▸ Texto de lectura
======

En mis primeras palabras como obispo auxiliar, os pedí vuestra ayuda para cumplir la tarea que la Iglesia me encomendaba. Y bien sabe el Señor que esa ayuda me la ha dado por medio vuestro con sobreabundancia. Permitidme que resuma en tres expresiones mi agradecimiento inmenso por esta ayuda.

La primera expresión me la habéis oído muchas veces: “qué pequeño es el mundo y qué grande es la Iglesia”. La he repetido cuando me he encontrado con nuestras consagradas de clausura, cuando he visto vuestra entrega apostólica en las familias, en los colegios, en los centros penitenciarios, en las casas de acogida, en los movimientos y en las parroquias. Cuando el mundo nos marca tantas veces como enemigos de la alegría que reclama el corazón, doy gracias a Dios por vosotros, porque me habéis ayudado a contemplar la belleza de la Iglesia y a experimentar la alegría indecible de ser hijo de la Iglesia Católica.

La segunda expresión os la he oído a muchos de vosotros, padres y madres de familia, con palabras parecidas: “las preguntas de nuestros hijos, nos han devuelto a la Iglesia” o “la fe inocente de los pequeños nos ha hecho recuperar la alegría de creer”. ¿No este acaso uno de los signos más claros de que la nueva etapa evangelizadora en la que nos encontramos ya inmersos debe dar más protagonismo a los preferidos del Señor? Doy gracias a Dios porque en estos años me ha regalado el testimonio limpio del amor de Dios en tantos niños: en Carmen de Pinto, que me agarró de la mano con cuatro años y me guió por su parroquia la primera vez que la visité; o María y sus hermanos, de la parroquia de la Asunción de Móstoles, que también con cuatro años recibió la insignia de los Tarsicios como niña adoradora de la Eucaristía, gracias a la valiente iniciativa del que entonces era vicario parroquial en su parroquia, el sacerdote Pedro Sánchez Buendía; o Guille y su grupo, de la parroquia de los Santos Justo y Pastor, de Parla, cuya petición para que sea siempre su obispo auxiliar, espero que se cumpla, al menos, en el corazón; o de tantos monaguillos, entre los cuales, dejadme que mencione a David, de Chapinería, el que explicó la sucesión apostólica acuñando el nombre “Joaquinés”; o que, hace apenas unas semanas, en la visita pastoral a su parroquia nos ha preguntado a los obispos por qué en la Iglesia utilizamos nombres tan raros; su propuesta de llamar al báculo “bastón”, a la mitra “gorro”, y al solideo “gorrillo” ya la estamos considerando. Doy gracias a Dios por el testimonio de todos ellos que nos recuerda la verdad de las palabras de Cristo: De los que son como ellos es el Reino de los Cielos (Mt 19, 14).

======

▸ Fragmentos de datos
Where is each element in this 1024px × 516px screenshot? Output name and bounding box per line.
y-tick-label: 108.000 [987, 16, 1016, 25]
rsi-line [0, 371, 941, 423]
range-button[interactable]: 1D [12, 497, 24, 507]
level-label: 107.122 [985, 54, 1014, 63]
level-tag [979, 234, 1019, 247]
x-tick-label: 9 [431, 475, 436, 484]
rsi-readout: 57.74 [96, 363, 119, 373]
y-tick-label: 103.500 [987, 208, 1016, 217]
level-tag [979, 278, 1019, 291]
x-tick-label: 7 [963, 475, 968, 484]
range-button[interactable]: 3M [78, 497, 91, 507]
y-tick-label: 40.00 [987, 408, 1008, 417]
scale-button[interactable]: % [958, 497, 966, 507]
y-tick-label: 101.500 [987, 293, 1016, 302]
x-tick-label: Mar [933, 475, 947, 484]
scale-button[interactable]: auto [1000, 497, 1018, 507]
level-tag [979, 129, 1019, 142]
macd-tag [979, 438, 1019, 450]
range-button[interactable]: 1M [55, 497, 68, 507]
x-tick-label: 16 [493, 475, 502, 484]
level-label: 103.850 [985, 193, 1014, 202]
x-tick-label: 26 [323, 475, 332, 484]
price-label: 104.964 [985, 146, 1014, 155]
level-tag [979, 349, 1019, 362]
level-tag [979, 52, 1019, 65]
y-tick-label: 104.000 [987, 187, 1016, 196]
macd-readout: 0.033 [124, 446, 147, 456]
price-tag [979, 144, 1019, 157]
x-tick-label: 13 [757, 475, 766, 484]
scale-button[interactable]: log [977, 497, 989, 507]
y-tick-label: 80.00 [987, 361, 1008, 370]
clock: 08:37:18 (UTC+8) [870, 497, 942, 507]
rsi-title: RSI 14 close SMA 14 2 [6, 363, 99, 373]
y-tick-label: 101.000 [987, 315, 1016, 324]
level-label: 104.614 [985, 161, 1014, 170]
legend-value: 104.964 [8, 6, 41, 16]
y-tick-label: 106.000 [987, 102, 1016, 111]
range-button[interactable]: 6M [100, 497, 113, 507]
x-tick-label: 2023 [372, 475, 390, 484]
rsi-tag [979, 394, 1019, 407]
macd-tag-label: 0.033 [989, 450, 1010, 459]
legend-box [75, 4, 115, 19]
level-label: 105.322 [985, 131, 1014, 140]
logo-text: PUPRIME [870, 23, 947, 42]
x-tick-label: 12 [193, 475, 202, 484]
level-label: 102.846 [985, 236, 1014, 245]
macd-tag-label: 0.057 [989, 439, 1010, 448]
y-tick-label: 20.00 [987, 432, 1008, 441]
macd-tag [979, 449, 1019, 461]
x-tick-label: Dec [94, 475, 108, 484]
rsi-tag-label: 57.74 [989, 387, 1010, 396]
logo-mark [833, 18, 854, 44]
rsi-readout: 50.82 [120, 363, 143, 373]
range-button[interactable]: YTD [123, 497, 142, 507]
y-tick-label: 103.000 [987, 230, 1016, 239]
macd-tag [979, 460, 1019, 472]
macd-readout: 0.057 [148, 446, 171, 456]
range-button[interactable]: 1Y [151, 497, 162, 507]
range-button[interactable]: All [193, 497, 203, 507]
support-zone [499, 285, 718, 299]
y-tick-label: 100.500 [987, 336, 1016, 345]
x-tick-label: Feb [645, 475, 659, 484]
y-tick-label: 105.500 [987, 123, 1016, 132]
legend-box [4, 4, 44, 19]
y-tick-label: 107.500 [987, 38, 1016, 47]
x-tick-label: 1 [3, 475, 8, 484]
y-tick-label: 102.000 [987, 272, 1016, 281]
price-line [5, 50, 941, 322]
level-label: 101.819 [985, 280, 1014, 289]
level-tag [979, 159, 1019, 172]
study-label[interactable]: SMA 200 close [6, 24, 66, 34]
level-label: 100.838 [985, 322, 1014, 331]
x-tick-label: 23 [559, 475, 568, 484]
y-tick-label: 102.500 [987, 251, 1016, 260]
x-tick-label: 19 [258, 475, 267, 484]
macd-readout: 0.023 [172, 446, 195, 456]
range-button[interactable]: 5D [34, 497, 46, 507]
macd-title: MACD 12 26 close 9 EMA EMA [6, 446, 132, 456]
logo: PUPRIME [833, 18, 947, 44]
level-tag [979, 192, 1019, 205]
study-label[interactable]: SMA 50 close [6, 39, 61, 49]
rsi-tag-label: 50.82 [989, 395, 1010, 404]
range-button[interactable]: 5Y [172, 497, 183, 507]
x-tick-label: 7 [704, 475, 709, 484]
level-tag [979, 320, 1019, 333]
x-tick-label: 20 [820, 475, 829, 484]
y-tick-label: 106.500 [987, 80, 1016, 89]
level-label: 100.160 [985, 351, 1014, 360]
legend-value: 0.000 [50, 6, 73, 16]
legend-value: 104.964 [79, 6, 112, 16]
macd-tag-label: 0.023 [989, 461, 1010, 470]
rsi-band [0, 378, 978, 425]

======

▸ En qué consiste
Continúa el texto en que el obispo auxiliar expresa su agradecimiento, a partir de su última oración. El material que figura después del texto es independiente de él.

▸ Respuesta del ejercicio
La última expresión es consigna para una vida: ¡Nada sin María, todo con Ella! El día que fui consagrado obispo aquí, en el entonces Santuario del Sagrado Corazón de Jesús, también pedí al Señor lágrimas y me las ha concedido con abundancia, casi siempre en la sola compañía del Señor, unas veces de dolor y otras de inmensa alegría. Entre estas últimas, guardaré para siempre las que me ha concedido al acompañar la imagen de la Patrona, Nuestra Señora de los Ángeles, principalmente en el día grande de la bajada de la Virgen, fiesta que forma parte constitutiva de la identidad de esta ciudad. Querido don Cándido, Hermano Mayor de la Real e Ilustre Congregación de Nuestra Señora de los Ángeles, trabajad sin descanso para que Getafe siga siendo siempre tierra de María.

Hace nueve años quise empezar mis primeras palabras como obispo recuperando la sencilla jaculatoria que la piedad popular nos ha transmitido. Dejadme que ahora estas sean también mis últimas palabras: ¡Sagrado Corazón de Jesús, en vos confío!